What to do:
Copy each line in the data that includes the word "orders".

[Saved entries]
● ● ●

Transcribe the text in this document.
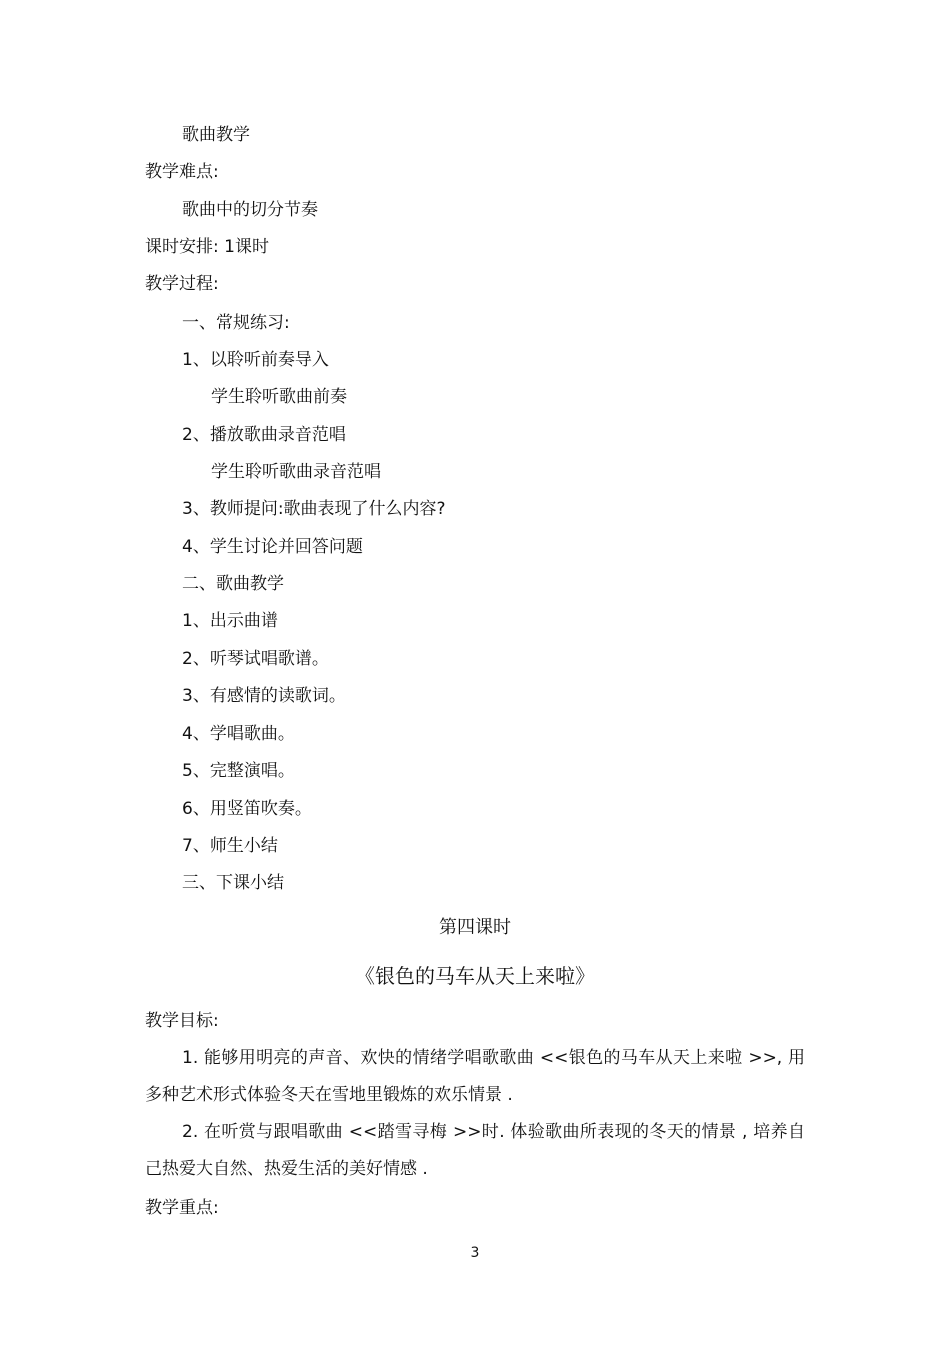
歌曲教学
教学难点:
歌曲中的切分节奏
课时安排: 1课时
教学过程:
一、常规练习:
1、以聆听前奏导入
学生聆听歌曲前奏
2、播放歌曲录音范唱
学生聆听歌曲录音范唱
3、教师提问:歌曲表现了什么内容?
4、学生讨论并回答问题
二、歌曲教学
1、出示曲谱
2、听琴试唱歌谱。
3、有感情的读歌词。
4、学唱歌曲。
5、完整演唱。
6、用竖笛吹奏。
7、师生小结
三、下课小结
第四课时
《银色的马车从天上来啦》
教学目标:
1. 能够用明亮的声音、欢快的情绪学唱歌歌曲 <<银色的马车从天上来啦 >>, 用多种艺术形式体验冬天在雪地里锻炼的欢乐情景 .
2. 在听赏与跟唱歌曲 <<踏雪寻梅 >>时. 体验歌曲所表现的冬天的情景 , 培养自己热爱大自然、热爱生活的美好情感 .
教学重点:
3
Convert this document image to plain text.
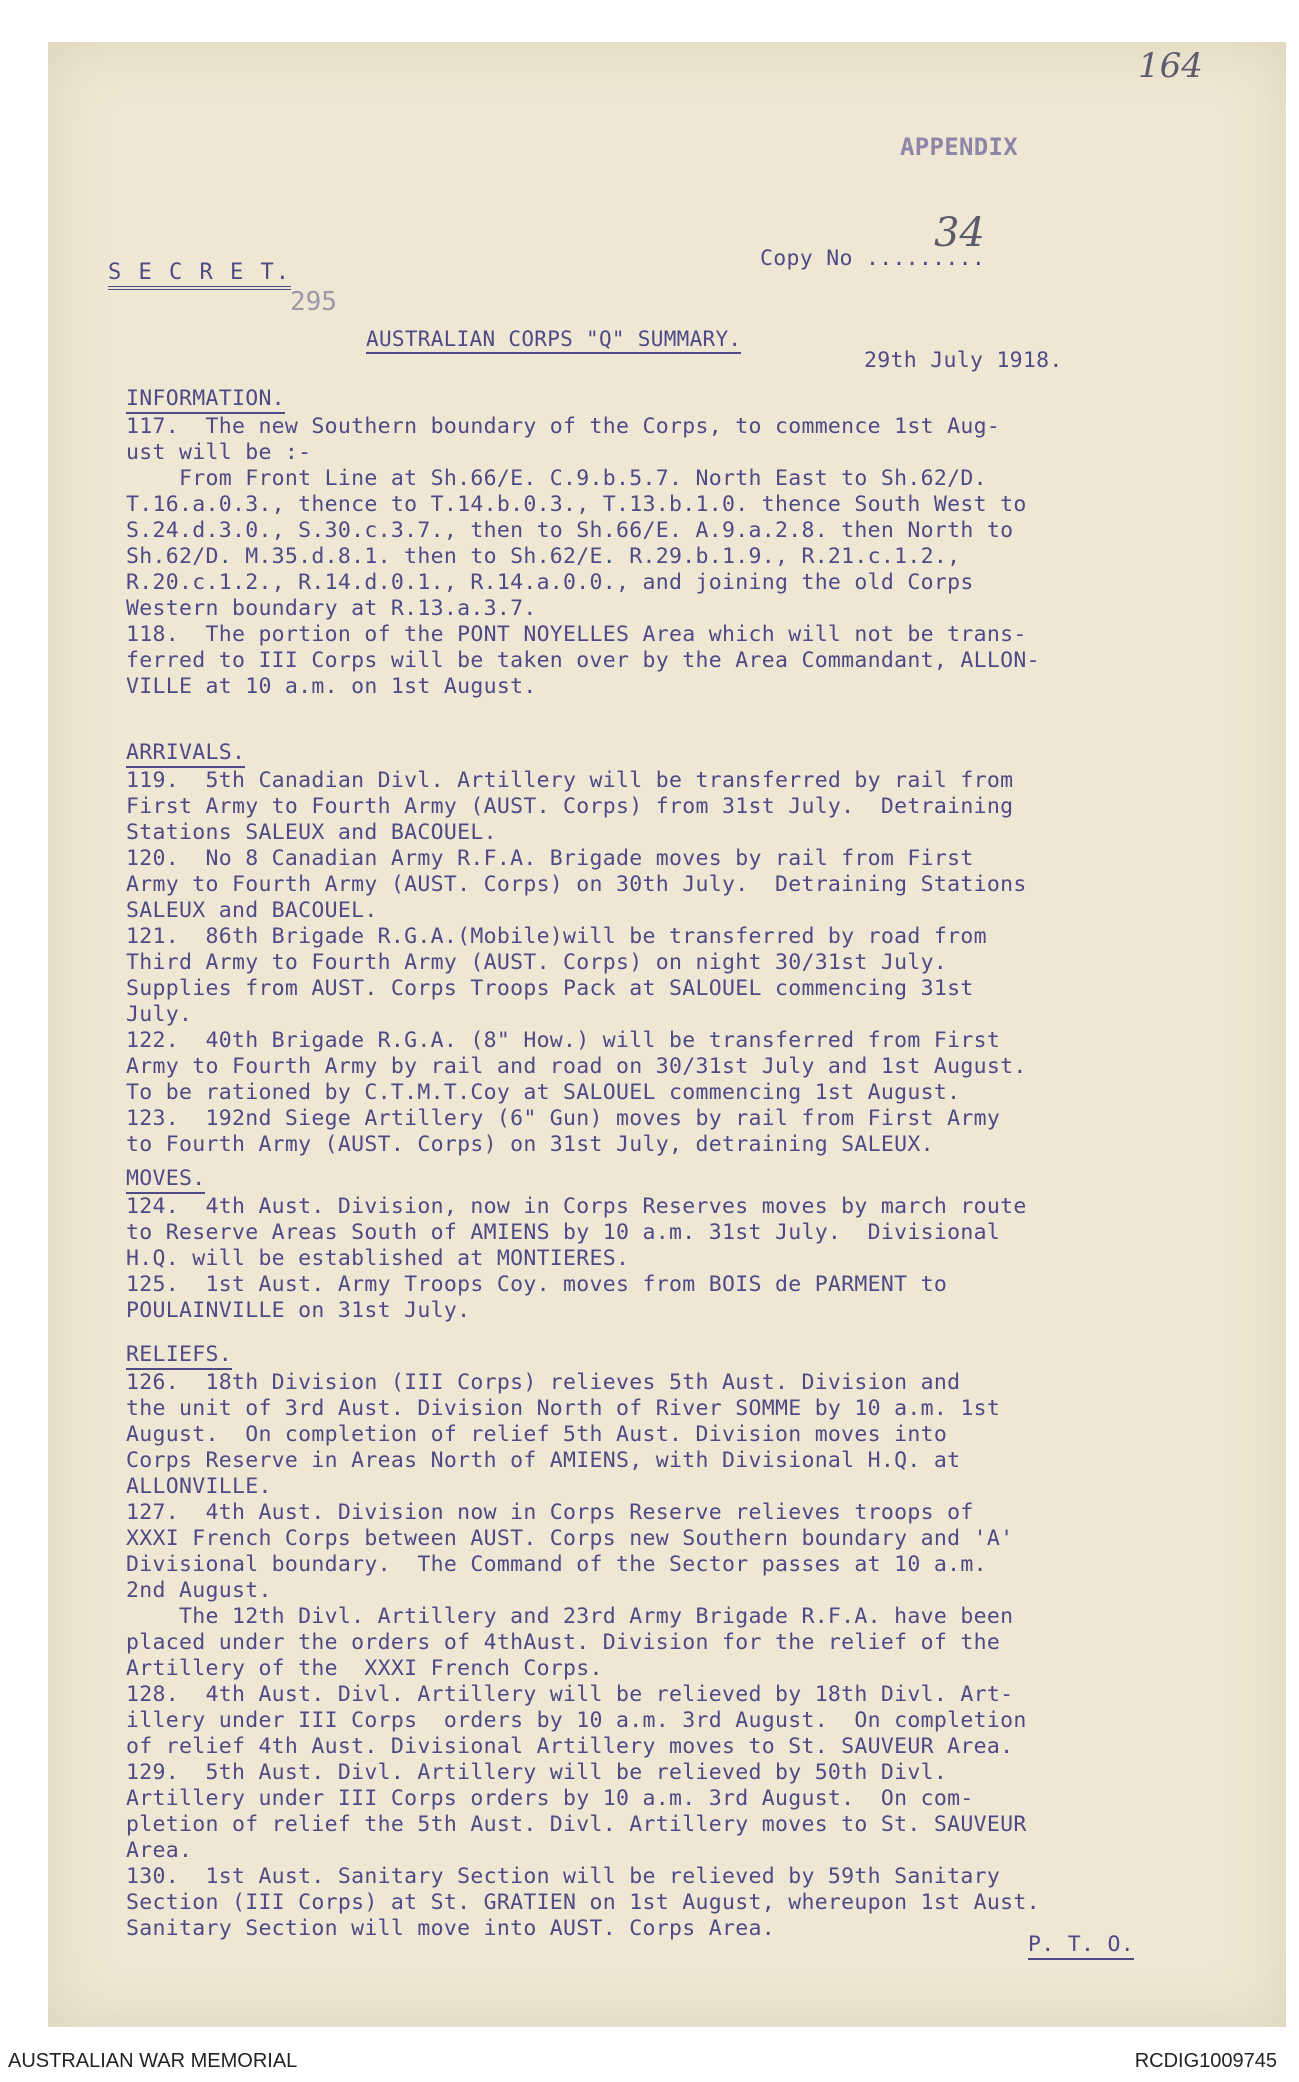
164
APPENDIX
S E C R E T.
295
Copy No .........
34
AUSTRALIAN CORPS "Q" SUMMARY.
29th July 1918.
INFORMATION.
117.  The new Southern boundary of the Corps, to commence 1st Aug-
ust will be :-
From Front Line at Sh.66/E. C.9.b.5.7. North East to Sh.62/D.
T.16.a.0.3., thence to T.14.b.0.3., T.13.b.1.0. thence South West to
S.24.d.3.0., S.30.c.3.7., then to Sh.66/E. A.9.a.2.8. then North to
Sh.62/D. M.35.d.8.1. then to Sh.62/E. R.29.b.1.9., R.21.c.1.2.,
R.20.c.1.2., R.14.d.0.1., R.14.a.0.0., and joining the old Corps
Western boundary at R.13.a.3.7.
118.  The portion of the PONT NOYELLES Area which will not be trans-
ferred to III Corps will be taken over by the Area Commandant, ALLON-
VILLE at 10 a.m. on 1st August.
ARRIVALS.
119.  5th Canadian Divl. Artillery will be transferred by rail from
First Army to Fourth Army (AUST. Corps) from 31st July.  Detraining
Stations SALEUX and BACOUEL.
120.  No 8 Canadian Army R.F.A. Brigade moves by rail from First
Army to Fourth Army (AUST. Corps) on 30th July.  Detraining Stations
SALEUX and BACOUEL.
121.  86th Brigade R.G.A.(Mobile)will be transferred by road from
Third Army to Fourth Army (AUST. Corps) on night 30/31st July.
Supplies from AUST. Corps Troops Pack at SALOUEL commencing 31st
July.
122.  40th Brigade R.G.A. (8" How.) will be transferred from First
Army to Fourth Army by rail and road on 30/31st July and 1st August.
To be rationed by C.T.M.T.Coy at SALOUEL commencing 1st August.
123.  192nd Siege Artillery (6" Gun) moves by rail from First Army
to Fourth Army (AUST. Corps) on 31st July, detraining SALEUX.
MOVES.
124.  4th Aust. Division, now in Corps Reserves moves by march route
to Reserve Areas South of AMIENS by 10 a.m. 31st July.  Divisional
H.Q. will be established at MONTIERES.
125.  1st Aust. Army Troops Coy. moves from BOIS de PARMENT to
POULAINVILLE on 31st July.
RELIEFS.
126.  18th Division (III Corps) relieves 5th Aust. Division and
the unit of 3rd Aust. Division North of River SOMME by 10 a.m. 1st
August.  On completion of relief 5th Aust. Division moves into
Corps Reserve in Areas North of AMIENS, with Divisional H.Q. at
ALLONVILLE.
127.  4th Aust. Division now in Corps Reserve relieves troops of
XXXI French Corps between AUST. Corps new Southern boundary and 'A'
Divisional boundary.  The Command of the Sector passes at 10 a.m.
2nd August.
The 12th Divl. Artillery and 23rd Army Brigade R.F.A. have been
placed under the orders of 4thAust. Division for the relief of the
Artillery of the  XXXI French Corps.
128.  4th Aust. Divl. Artillery will be relieved by 18th Divl. Art-
illery under III Corps  orders by 10 a.m. 3rd August.  On completion
of relief 4th Aust. Divisional Artillery moves to St. SAUVEUR Area.
129.  5th Aust. Divl. Artillery will be relieved by 50th Divl.
Artillery under III Corps orders by 10 a.m. 3rd August.  On com-
pletion of relief the 5th Aust. Divl. Artillery moves to St. SAUVEUR
Area.
130.  1st Aust. Sanitary Section will be relieved by 59th Sanitary
Section (III Corps) at St. GRATIEN on 1st August, whereupon 1st Aust.
Sanitary Section will move into AUST. Corps Area.
P. T. O.
AUSTRALIAN WAR MEMORIAL	RCDIG1009745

● ● ●

Output of the task:
placed under the orders of 4thAust. Division for the relief of the
illery under III Corps  orders by 10 a.m. 3rd August.  On completion
Artillery under III Corps orders by 10 a.m. 3rd August.  On com-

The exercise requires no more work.